Transcribe all the entries word for word, omitting any pictures they contain.

= = = = = = =

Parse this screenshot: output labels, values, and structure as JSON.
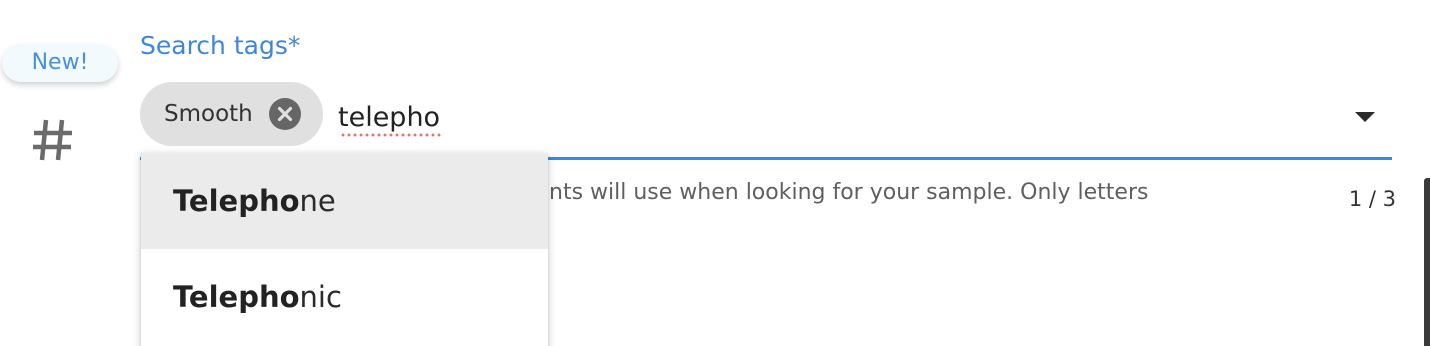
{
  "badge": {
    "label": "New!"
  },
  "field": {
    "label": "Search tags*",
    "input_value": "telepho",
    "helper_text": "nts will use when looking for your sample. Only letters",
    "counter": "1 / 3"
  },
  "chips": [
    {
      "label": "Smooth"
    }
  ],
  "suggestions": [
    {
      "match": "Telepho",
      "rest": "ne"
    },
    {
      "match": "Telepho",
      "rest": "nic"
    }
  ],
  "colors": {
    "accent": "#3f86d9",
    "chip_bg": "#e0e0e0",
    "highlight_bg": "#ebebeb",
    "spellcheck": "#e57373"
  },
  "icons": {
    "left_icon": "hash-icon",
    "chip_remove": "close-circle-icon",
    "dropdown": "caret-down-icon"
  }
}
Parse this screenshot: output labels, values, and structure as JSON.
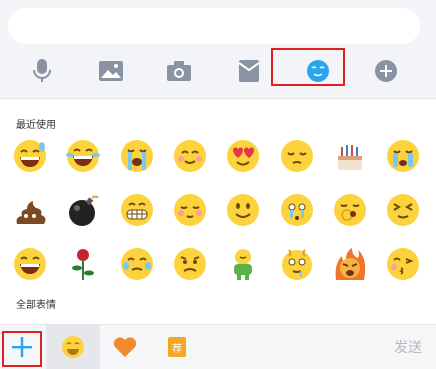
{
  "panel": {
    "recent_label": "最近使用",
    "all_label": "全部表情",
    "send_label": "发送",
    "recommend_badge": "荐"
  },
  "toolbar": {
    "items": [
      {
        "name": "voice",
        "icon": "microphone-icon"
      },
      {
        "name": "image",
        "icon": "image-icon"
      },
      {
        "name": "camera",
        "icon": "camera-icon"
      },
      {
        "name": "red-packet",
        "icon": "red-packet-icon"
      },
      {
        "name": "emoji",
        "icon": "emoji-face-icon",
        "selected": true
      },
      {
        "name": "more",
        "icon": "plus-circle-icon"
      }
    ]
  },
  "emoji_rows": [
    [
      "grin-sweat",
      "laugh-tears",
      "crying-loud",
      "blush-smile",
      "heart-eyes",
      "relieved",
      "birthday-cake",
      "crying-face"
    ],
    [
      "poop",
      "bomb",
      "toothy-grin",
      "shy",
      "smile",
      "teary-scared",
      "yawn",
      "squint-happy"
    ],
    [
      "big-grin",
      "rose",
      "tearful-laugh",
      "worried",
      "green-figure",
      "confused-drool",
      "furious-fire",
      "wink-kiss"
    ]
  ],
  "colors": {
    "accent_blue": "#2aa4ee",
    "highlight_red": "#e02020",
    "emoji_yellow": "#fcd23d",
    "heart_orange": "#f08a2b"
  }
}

= = = = = = =

**Answer to the exercise:**
Parse this screenshot: output labels, values, and structure as JSON.
{
  "badge": {
    "label": "New!"
  },
  "field": {
    "label": "Search tags*",
    "input_value": "telepho",
    "helper_text": "nts will use when looking for your sample. Only letters",
    "counter": "1 / 3"
  },
  "chips": [
    {
      "label": "Smooth"
    }
  ],
  "suggestions": [
    {
      "match": "Telepho",
      "rest": "ne"
    },
    {
      "match": "Telepho",
      "rest": "nic"
    }
  ],
  "colors": {
    "accent": "#3f86d9",
    "chip_bg": "#e0e0e0",
    "highlight_bg": "#ebebeb",
    "spellcheck": "#e57373"
  },
  "icons": {
    "left_icon": "hash-icon",
    "chip_remove": "close-circle-icon",
    "dropdown": "caret-down-icon"
  }
}
Parse this screenshot: output labels, values, and structure as JSON.
{
  "panel": {
    "recent_label": "最近使用",
    "all_label": "全部表情",
    "send_label": "发送",
    "recommend_badge": "荐"
  },
  "toolbar": {
    "items": [
      {
        "name": "voice",
        "icon": "microphone-icon"
      },
      {
        "name": "image",
        "icon": "image-icon"
      },
      {
        "name": "camera",
        "icon": "camera-icon"
      },
      {
        "name": "red-packet",
        "icon": "red-packet-icon"
      },
      {
        "name": "emoji",
        "icon": "emoji-face-icon",
        "selected": true
      },
      {
        "name": "more",
        "icon": "plus-circle-icon"
      }
    ]
  },
  "emoji_rows": [
    [
      "grin-sweat",
      "laugh-tears",
      "crying-loud",
      "blush-smile",
      "heart-eyes",
      "relieved",
      "birthday-cake",
      "crying-face"
    ],
    [
      "poop",
      "bomb",
      "toothy-grin",
      "shy",
      "smile",
      "teary-scared",
      "yawn",
      "squint-happy"
    ],
    [
      "big-grin",
      "rose",
      "tearful-laugh",
      "worried",
      "green-figure",
      "confused-drool",
      "furious-fire",
      "wink-kiss"
    ]
  ],
  "colors": {
    "accent_blue": "#2aa4ee",
    "highlight_red": "#e02020",
    "emoji_yellow": "#fcd23d",
    "heart_orange": "#f08a2b"
  }
}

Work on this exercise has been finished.